* _Exercise data_:
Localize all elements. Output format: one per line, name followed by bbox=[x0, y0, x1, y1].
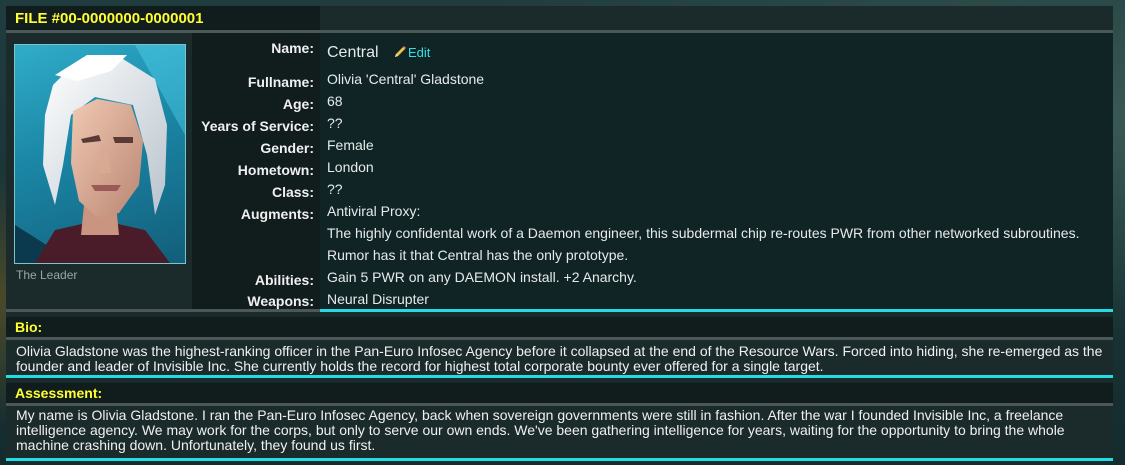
name-value: Central bbox=[327, 44, 379, 61]
info-divider-accent bbox=[320, 309, 1113, 312]
service-value: ?? bbox=[327, 115, 343, 131]
hometown-label: Hometown: bbox=[237, 162, 314, 178]
weapons-label: Weapons: bbox=[247, 293, 314, 309]
edit-label: Edit bbox=[408, 45, 431, 60]
bio-heading: Bio: bbox=[6, 317, 1113, 337]
bio-text: Olivia Gladstone was the highest-ranking… bbox=[6, 342, 1113, 375]
age-value: 68 bbox=[327, 93, 343, 109]
augment-rumor: Rumor has it that Central has the only p… bbox=[327, 247, 629, 263]
assessment-heading: Assessment: bbox=[6, 383, 1113, 403]
augment-description: The highly confidental work of a Daemon … bbox=[327, 225, 1080, 241]
agent-portrait bbox=[14, 44, 186, 264]
assessment-text: My name is Olivia Gladstone. I ran the P… bbox=[6, 406, 1113, 458]
gender-label: Gender: bbox=[260, 140, 314, 156]
age-label: Age: bbox=[282, 96, 314, 112]
gender-value: Female bbox=[327, 137, 374, 153]
class-label: Class: bbox=[271, 184, 314, 200]
weapons-value: Neural Disrupter bbox=[327, 291, 429, 307]
service-label: Years of Service: bbox=[201, 118, 314, 134]
edit-name-link[interactable]: Edit bbox=[393, 45, 430, 60]
hometown-value: London bbox=[327, 159, 374, 175]
pencil-icon bbox=[395, 46, 406, 57]
portrait-image bbox=[15, 45, 185, 263]
augments-label: Augments: bbox=[240, 206, 314, 222]
abilities-value: Gain 5 PWR on any DAEMON install. +2 Ana… bbox=[327, 269, 637, 285]
info-divider-left bbox=[6, 309, 320, 312]
name-label: Name: bbox=[271, 40, 314, 56]
assessment-divider bbox=[6, 458, 1113, 461]
bio-heading-divider bbox=[6, 337, 1113, 340]
portrait-caption: The Leader bbox=[16, 268, 78, 282]
augment-title: Antiviral Proxy: bbox=[327, 203, 421, 219]
class-value: ?? bbox=[327, 181, 343, 197]
fullname-value: Olivia 'Central' Gladstone bbox=[327, 71, 485, 87]
file-title: FILE #00-0000000-0000001 bbox=[6, 6, 320, 30]
bio-divider bbox=[6, 375, 1113, 378]
abilities-label: Abilities: bbox=[254, 272, 314, 288]
fullname-label: Fullname: bbox=[247, 74, 314, 90]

* _Description of the task_: Report each line in the entries where the string "text" occurs.

* _Answer for the task_:
bio-text: Olivia Gladstone was the highest-ranking… bbox=[6, 342, 1113, 375]
assessment-text: My name is Olivia Gladstone. I ran the P… bbox=[6, 406, 1113, 458]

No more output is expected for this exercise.